** Start **

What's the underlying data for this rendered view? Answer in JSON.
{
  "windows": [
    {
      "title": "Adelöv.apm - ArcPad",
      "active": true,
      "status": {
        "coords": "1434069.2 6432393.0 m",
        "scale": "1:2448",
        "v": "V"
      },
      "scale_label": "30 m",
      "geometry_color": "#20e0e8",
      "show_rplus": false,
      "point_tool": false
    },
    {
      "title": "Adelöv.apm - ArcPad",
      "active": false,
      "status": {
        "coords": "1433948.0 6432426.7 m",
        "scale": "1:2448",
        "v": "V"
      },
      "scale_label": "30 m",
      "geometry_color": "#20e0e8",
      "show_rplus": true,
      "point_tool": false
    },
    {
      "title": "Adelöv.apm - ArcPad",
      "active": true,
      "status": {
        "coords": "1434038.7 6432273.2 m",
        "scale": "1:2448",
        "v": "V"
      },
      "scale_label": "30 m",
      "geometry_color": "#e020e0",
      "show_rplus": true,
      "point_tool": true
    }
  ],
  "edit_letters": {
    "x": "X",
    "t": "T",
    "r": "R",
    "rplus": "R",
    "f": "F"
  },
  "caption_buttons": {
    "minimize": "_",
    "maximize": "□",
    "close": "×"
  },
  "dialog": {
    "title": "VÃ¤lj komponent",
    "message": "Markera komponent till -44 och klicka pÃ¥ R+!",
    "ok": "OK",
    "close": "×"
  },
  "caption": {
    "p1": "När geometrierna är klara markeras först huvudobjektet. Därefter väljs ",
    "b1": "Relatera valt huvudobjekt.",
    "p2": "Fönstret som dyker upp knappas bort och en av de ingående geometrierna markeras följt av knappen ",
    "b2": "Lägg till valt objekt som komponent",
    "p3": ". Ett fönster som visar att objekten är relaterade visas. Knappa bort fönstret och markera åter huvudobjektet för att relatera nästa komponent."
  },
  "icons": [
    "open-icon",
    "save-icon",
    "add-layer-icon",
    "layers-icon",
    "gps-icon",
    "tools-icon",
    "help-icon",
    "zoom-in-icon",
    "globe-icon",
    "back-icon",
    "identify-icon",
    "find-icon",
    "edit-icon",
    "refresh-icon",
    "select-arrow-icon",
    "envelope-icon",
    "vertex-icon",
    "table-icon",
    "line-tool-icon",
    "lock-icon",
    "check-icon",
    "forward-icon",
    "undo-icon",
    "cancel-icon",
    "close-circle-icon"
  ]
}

** End **

**Short problem**. From the records above, pick out and copy each line holding the word "huvudobjektet".

**Reply**.
    "p1": "När geometrierna är klara markeras först huvudobjektet. Därefter väljs ",
    "p3": ". Ett fönster som visar att objekten är relaterade visas. Knappa bort fönstret och markera åter huvudobjektet för att relatera nästa komponent."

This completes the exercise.